• [DIRECTIONS FOR THIS TASK] Reproduce all lines of the listing below in which the word "ylabel" occurs.
↓
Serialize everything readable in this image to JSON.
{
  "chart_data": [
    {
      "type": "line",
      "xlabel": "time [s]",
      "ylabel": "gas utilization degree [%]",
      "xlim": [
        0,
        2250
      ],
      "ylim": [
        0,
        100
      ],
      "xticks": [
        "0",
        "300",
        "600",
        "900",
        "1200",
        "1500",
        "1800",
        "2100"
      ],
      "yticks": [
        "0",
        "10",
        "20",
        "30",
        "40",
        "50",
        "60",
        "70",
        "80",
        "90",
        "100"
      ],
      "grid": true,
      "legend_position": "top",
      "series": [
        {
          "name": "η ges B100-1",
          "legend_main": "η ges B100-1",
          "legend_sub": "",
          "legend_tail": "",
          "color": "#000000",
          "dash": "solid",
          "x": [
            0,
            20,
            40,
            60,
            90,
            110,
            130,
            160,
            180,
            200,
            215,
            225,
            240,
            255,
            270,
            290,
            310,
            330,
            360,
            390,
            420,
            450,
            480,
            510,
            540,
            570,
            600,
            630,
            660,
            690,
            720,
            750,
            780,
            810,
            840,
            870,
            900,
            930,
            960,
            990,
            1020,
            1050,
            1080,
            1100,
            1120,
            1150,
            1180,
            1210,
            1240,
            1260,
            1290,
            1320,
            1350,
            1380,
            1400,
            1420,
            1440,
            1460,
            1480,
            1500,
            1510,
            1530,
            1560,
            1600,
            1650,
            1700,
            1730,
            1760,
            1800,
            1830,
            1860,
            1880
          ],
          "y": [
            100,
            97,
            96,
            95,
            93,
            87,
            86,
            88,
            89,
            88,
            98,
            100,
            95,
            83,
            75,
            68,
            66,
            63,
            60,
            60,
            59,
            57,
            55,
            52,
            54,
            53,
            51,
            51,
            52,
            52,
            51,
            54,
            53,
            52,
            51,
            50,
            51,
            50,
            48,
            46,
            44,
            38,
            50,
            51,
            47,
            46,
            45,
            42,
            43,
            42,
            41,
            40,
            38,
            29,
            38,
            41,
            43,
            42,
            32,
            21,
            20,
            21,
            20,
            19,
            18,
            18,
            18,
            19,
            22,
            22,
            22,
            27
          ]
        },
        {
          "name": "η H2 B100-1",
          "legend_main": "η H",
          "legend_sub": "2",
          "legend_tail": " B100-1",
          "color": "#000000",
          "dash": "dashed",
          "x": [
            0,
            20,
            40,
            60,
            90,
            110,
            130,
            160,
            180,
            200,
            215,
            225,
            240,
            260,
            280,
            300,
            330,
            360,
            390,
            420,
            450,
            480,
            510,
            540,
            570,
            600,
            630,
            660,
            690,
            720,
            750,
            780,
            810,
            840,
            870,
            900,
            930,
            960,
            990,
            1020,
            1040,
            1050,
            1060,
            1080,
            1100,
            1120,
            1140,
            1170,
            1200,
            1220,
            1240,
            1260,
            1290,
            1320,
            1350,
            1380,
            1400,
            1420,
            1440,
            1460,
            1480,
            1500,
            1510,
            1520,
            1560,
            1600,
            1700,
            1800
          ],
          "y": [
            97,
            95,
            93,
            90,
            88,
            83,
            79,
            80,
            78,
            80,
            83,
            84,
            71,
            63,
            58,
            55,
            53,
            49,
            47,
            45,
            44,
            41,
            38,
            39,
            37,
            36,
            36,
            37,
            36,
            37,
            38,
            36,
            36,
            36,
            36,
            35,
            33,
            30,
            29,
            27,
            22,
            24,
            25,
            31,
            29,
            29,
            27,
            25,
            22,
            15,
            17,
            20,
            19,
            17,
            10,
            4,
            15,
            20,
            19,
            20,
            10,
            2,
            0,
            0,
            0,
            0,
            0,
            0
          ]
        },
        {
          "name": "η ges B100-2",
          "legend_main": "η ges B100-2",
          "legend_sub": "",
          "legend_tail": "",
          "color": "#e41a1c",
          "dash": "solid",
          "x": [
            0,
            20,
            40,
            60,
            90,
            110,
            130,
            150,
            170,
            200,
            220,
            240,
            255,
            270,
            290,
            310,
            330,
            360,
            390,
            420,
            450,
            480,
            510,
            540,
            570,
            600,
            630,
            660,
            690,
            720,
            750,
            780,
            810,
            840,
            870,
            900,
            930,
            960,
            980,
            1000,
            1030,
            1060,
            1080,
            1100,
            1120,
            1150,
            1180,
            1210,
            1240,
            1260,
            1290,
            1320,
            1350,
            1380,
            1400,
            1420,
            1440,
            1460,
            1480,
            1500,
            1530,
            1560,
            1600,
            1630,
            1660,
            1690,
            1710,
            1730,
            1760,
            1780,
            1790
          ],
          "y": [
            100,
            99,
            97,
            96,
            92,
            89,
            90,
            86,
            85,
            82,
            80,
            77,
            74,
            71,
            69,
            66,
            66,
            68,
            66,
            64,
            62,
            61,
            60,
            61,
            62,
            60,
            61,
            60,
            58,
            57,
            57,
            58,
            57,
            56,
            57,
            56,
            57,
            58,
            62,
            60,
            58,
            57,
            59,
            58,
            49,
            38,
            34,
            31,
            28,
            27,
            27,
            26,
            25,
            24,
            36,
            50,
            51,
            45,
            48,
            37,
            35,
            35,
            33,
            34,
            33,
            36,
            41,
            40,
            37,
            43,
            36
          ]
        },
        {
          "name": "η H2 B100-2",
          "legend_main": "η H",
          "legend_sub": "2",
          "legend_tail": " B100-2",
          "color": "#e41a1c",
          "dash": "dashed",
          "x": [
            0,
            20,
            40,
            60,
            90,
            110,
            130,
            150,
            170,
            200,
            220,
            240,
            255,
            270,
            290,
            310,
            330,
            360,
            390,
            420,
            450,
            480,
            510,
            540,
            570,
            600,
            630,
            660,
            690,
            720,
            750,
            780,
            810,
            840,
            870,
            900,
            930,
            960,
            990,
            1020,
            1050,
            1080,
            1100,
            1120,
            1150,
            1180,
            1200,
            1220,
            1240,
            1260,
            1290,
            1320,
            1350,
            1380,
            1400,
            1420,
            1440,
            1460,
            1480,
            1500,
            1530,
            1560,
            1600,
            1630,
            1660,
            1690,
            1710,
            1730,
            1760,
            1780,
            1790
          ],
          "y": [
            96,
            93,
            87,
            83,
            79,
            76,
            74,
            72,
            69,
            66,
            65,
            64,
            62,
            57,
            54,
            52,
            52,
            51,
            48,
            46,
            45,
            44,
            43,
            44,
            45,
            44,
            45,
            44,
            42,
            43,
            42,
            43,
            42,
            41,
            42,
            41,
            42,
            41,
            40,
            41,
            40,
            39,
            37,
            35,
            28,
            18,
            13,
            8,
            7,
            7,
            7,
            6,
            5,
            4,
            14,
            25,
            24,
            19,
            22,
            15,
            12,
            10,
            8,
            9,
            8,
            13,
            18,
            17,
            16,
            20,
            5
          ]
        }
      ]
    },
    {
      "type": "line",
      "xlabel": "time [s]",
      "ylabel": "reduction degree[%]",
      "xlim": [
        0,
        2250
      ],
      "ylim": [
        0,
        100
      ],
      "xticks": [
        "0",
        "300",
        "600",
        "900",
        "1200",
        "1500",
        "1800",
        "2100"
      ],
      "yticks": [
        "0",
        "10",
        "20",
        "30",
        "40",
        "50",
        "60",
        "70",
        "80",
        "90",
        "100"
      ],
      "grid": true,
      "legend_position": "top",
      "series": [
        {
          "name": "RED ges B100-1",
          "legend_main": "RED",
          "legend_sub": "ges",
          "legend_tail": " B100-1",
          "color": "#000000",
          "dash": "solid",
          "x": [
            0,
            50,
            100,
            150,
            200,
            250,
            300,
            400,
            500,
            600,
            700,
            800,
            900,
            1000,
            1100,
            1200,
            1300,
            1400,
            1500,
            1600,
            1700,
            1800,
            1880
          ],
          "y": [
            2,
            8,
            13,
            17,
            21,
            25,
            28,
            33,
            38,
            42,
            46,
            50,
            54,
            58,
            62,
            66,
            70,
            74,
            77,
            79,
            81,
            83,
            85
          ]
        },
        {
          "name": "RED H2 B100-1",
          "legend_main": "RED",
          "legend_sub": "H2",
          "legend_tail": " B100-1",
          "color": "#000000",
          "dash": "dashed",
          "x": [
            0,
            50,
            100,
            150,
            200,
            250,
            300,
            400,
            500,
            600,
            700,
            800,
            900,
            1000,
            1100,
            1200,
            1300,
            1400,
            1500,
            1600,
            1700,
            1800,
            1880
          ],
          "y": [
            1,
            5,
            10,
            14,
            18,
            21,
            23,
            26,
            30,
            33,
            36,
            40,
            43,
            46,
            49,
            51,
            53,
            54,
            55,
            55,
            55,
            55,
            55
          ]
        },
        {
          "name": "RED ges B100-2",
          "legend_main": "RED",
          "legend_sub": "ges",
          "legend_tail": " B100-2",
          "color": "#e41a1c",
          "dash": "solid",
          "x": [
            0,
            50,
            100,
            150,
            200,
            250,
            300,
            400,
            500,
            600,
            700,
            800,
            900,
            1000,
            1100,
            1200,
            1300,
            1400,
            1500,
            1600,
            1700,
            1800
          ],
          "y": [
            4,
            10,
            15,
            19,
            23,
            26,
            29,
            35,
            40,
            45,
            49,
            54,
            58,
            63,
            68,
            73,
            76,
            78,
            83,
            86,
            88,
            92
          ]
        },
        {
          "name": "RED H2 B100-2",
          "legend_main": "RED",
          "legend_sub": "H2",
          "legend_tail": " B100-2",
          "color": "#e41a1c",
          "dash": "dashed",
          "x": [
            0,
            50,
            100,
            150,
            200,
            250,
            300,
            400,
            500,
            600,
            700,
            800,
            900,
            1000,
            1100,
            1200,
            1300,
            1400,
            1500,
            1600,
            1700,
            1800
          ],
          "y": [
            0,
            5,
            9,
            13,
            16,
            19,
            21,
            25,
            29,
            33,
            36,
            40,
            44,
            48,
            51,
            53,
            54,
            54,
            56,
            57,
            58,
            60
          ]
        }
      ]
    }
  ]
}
↑
• [RESULT]
      "ylabel": "gas utilization degree [%]",
      "ylabel": "reduction degree[%]",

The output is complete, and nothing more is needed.